--- start DATASET CONTENT ---

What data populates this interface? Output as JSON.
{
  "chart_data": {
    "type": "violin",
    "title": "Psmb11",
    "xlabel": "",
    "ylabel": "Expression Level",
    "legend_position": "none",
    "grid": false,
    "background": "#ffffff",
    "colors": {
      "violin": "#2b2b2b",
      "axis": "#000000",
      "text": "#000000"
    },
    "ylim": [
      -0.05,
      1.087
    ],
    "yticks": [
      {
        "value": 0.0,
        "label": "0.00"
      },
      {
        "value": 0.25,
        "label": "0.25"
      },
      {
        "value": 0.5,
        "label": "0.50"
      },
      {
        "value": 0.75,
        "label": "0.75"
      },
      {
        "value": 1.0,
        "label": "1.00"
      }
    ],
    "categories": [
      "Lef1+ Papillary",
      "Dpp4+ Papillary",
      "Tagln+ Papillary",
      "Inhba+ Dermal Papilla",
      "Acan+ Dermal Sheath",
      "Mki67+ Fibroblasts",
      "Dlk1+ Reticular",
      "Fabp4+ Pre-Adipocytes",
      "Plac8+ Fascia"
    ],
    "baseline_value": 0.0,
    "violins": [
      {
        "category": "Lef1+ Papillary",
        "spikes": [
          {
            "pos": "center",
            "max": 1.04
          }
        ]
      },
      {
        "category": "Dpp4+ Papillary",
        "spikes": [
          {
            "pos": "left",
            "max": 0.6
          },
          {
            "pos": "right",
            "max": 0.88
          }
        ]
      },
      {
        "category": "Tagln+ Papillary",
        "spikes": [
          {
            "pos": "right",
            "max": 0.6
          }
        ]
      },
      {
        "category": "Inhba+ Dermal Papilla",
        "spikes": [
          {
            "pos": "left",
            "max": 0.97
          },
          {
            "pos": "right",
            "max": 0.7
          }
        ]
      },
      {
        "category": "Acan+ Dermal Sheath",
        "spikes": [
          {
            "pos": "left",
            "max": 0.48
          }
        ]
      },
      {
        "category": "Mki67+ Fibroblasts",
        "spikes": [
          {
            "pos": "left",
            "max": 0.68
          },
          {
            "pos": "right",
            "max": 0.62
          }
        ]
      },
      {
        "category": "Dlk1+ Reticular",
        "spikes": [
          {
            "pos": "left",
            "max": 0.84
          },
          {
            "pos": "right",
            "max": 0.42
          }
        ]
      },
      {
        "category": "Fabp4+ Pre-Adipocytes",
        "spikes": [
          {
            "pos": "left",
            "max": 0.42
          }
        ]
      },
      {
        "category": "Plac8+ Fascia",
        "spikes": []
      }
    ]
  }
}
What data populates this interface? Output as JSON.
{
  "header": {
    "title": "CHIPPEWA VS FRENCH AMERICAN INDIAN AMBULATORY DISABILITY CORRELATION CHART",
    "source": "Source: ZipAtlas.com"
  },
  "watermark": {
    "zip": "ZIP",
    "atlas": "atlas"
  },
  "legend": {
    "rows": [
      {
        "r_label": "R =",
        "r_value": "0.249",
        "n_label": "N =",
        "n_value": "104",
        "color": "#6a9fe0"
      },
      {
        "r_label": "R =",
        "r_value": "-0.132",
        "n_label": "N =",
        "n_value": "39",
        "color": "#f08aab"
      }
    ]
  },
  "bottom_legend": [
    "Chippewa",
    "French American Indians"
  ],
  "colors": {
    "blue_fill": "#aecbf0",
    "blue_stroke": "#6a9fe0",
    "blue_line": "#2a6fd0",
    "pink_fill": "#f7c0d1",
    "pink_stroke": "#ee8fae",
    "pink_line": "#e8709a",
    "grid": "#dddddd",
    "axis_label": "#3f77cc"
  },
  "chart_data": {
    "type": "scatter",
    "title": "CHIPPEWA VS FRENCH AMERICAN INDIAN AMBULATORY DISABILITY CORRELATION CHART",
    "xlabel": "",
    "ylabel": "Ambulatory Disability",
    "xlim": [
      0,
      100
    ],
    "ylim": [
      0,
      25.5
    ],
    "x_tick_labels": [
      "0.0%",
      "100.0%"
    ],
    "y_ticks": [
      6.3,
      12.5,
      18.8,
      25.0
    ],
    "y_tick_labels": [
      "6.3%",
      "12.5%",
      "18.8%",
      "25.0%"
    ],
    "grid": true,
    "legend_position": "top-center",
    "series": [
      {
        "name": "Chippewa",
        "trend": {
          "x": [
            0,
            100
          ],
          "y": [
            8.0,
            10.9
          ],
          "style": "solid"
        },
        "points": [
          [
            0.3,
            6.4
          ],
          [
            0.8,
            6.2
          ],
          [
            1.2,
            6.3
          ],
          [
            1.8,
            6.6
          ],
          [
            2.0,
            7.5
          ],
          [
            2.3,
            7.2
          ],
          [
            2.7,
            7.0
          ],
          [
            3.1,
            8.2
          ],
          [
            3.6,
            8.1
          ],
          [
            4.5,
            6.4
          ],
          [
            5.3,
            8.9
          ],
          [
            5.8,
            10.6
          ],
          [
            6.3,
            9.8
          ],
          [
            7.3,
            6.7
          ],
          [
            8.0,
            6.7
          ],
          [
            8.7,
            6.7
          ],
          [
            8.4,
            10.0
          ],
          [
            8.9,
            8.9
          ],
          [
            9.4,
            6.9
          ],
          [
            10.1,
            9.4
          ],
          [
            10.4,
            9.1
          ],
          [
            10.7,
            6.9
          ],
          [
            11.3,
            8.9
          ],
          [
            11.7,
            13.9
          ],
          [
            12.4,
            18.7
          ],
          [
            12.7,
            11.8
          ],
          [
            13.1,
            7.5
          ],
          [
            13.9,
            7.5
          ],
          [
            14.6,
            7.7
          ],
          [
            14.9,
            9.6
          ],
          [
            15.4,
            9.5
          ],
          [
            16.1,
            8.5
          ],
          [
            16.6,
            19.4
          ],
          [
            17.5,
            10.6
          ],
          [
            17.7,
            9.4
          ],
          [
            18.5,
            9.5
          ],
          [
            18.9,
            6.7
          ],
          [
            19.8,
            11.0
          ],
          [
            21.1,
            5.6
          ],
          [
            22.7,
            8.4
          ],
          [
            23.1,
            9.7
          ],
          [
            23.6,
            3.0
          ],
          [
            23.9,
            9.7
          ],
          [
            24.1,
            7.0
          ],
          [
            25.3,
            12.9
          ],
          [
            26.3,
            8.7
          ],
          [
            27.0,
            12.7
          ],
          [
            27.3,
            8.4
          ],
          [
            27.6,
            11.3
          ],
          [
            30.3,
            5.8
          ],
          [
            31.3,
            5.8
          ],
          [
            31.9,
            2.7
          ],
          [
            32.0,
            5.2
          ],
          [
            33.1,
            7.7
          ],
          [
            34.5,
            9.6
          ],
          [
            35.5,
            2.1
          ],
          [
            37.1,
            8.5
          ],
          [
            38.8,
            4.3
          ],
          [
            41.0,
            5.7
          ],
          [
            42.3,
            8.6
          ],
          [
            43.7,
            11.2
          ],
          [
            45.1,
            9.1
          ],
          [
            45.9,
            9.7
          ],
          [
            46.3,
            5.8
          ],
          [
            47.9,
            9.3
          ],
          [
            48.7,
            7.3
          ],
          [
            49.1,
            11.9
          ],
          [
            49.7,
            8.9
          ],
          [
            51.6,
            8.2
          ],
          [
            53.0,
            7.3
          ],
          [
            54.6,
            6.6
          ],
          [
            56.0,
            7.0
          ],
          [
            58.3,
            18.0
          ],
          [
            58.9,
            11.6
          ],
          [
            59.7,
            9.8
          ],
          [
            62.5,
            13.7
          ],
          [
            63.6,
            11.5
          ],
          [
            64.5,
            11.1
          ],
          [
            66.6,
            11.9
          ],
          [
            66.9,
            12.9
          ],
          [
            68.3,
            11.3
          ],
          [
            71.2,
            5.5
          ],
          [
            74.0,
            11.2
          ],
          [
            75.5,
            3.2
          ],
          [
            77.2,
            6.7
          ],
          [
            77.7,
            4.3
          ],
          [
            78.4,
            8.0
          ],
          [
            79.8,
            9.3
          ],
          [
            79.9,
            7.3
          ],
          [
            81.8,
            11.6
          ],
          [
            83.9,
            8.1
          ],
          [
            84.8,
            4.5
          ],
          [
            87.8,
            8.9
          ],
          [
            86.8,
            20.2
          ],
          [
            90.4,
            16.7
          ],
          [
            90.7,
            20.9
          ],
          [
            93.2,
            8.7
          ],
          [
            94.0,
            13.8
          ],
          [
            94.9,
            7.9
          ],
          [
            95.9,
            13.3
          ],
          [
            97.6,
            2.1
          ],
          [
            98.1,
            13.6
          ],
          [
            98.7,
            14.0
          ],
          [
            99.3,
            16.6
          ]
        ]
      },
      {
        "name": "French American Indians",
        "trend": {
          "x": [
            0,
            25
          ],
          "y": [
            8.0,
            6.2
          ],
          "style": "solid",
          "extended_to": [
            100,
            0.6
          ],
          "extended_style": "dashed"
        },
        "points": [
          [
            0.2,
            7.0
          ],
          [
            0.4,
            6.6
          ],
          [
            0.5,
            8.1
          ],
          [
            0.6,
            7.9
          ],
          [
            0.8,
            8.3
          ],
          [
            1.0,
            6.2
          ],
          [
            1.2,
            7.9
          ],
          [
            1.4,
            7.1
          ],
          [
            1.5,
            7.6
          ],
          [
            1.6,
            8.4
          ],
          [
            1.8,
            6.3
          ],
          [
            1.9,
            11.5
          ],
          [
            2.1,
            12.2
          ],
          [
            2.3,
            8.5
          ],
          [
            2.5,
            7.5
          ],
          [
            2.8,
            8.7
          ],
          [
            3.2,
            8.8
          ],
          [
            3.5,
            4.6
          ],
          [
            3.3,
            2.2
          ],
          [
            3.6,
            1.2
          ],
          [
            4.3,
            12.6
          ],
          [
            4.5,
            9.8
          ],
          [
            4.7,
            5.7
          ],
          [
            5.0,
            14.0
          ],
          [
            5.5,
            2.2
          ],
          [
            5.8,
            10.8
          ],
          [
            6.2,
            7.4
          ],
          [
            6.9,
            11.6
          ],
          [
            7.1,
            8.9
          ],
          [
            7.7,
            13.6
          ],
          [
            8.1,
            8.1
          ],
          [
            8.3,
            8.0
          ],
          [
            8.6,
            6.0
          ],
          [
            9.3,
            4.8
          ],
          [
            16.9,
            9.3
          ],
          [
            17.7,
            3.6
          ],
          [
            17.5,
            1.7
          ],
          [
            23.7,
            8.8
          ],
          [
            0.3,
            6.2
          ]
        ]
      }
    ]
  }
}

--- end DATASET CONTENT ---

▶ [PROBLEM DETAILS]: Work out the count of lines containing the word "Indians", then write only that count.

▶ [SOLVED PROBLEM]: 2